Novel antimicrobial shows promise for children with AOM

Investigators examined the efficacy and safety of a new formulation of amoxicillin-clavulanate to treat acute otitis media (AOM) in children | Contemporary Pediatrics

Children with acute otitis media (AOM) are routinely and successfully treated with antimicrobials, with data showing that the combination of amoxicillin-clavulanate (A/C) to treat AOM in children aged younger than 3 years is associated with more favorable outcomes than placebo.

Although effective, antimicrobial treatment is associated with the unwanted adverse effect of diarrhea that studies show can affect between 25% to 48% of children. Children who experience this common adverse effect may have to wait to return to daycare until it resolves, which in turn may delay parents’ return to work.

• Data shown:
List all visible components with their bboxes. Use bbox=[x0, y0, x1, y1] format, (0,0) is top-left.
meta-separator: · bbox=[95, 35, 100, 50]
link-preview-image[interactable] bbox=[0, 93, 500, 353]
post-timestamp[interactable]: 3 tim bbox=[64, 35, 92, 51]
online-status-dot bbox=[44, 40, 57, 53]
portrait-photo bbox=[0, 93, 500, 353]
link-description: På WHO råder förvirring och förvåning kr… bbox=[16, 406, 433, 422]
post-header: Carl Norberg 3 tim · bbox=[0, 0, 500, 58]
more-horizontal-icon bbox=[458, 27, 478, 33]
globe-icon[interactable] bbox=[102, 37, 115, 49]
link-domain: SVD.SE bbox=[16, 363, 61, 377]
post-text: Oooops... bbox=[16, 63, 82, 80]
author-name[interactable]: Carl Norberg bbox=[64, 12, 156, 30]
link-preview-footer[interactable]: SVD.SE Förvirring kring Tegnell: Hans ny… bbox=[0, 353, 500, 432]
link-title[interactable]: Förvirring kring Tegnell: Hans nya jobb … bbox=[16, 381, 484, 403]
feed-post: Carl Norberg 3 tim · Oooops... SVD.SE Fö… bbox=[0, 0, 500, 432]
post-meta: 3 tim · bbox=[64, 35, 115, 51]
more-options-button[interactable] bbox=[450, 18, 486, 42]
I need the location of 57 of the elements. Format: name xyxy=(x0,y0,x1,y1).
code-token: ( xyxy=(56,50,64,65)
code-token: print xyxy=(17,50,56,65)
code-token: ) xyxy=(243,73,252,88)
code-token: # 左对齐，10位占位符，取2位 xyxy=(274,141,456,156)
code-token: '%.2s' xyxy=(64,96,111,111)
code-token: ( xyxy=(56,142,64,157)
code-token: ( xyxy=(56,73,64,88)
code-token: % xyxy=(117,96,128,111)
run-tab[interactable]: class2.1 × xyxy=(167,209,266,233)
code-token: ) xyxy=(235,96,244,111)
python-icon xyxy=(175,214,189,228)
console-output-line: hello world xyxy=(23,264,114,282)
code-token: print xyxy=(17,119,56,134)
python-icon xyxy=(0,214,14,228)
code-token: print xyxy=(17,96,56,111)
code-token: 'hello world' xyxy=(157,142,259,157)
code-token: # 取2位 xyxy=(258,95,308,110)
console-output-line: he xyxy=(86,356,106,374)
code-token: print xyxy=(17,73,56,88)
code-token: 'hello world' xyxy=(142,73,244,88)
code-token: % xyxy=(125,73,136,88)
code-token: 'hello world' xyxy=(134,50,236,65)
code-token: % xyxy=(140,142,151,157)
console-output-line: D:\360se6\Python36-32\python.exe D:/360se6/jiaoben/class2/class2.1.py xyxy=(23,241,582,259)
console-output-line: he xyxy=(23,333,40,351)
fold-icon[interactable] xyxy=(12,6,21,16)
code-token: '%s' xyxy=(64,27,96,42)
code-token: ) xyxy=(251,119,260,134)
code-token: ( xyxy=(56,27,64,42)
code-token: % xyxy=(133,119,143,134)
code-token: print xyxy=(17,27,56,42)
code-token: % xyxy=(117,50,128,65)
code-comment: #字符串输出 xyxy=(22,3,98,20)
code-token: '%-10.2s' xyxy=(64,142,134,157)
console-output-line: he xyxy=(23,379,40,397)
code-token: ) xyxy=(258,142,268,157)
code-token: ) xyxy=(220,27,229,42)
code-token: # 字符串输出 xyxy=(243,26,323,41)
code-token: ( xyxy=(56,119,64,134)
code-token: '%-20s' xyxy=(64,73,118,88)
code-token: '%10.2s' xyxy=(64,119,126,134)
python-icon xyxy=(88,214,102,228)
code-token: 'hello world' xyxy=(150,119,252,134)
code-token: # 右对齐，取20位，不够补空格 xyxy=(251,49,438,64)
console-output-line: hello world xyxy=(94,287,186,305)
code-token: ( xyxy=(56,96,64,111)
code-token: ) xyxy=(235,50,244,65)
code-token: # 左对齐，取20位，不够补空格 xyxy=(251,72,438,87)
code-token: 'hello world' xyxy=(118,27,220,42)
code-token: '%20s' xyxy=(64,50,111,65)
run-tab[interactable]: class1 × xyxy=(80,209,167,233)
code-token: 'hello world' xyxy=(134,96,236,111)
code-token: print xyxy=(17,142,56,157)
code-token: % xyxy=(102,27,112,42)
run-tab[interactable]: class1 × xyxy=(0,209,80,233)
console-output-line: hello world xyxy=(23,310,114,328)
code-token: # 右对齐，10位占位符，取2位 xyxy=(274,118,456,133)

• What you will do:
1. From the article on treating AOM in children, reproduce the passage starting with "Children with acute" and going on through "return to work.".
2. Condense the paragraph of the AOM treatment article that opens with "Although effective, antimicrobial treatment" into a short bulleted list that keeps its main facts.

• Numbered responses:
1.
Children with acute otitis media (AOM) are routinely and successfully treated with antimicrobials, with data showing that the combination of amoxicillin-clavulanate (A/C) to treat AOM in children aged younger than 3 years is associated with more favorable outcomes than placebo.

Although effective, antimicrobial treatment is associated with the unwanted adverse effect of diarrhea that studies show can affect between 25% to 48% of children. Children who experience this common adverse effect may have to wait to return to daycare until it resolves, which in turn may delay parents’ return to work.

2.
- Antimicrobial treatment is effective but often causes diarrhea as an unwanted adverse effect.
- Studies show diarrhea affects 25% to 48% of children.
- Affected children may have to stay home from daycare until it resolves.
- This may delay parents' return to work.